**DIRECTIVE**
Scan the following material for the string "icon" and copy each line in which it appears.

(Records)
===
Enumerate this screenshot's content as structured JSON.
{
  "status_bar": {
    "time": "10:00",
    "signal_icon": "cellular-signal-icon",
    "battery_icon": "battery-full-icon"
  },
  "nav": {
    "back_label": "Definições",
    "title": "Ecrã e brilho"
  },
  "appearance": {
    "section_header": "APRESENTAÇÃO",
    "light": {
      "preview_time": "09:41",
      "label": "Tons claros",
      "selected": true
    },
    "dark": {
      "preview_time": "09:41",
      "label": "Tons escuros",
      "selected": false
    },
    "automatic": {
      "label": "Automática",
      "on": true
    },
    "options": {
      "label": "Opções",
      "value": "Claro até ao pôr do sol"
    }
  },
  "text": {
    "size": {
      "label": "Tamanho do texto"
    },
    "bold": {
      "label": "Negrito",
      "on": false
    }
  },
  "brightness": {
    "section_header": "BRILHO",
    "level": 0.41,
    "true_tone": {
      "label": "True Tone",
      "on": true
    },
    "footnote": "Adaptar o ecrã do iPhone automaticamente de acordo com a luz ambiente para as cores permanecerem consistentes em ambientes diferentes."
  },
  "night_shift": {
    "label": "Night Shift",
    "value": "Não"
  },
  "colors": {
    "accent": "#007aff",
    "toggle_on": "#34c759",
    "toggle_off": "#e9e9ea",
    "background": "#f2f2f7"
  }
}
===
**SOLUTION FOR THIS EXERCISE**
    "signal_icon": "cellular-signal-icon",
    "battery_icon": "battery-full-icon"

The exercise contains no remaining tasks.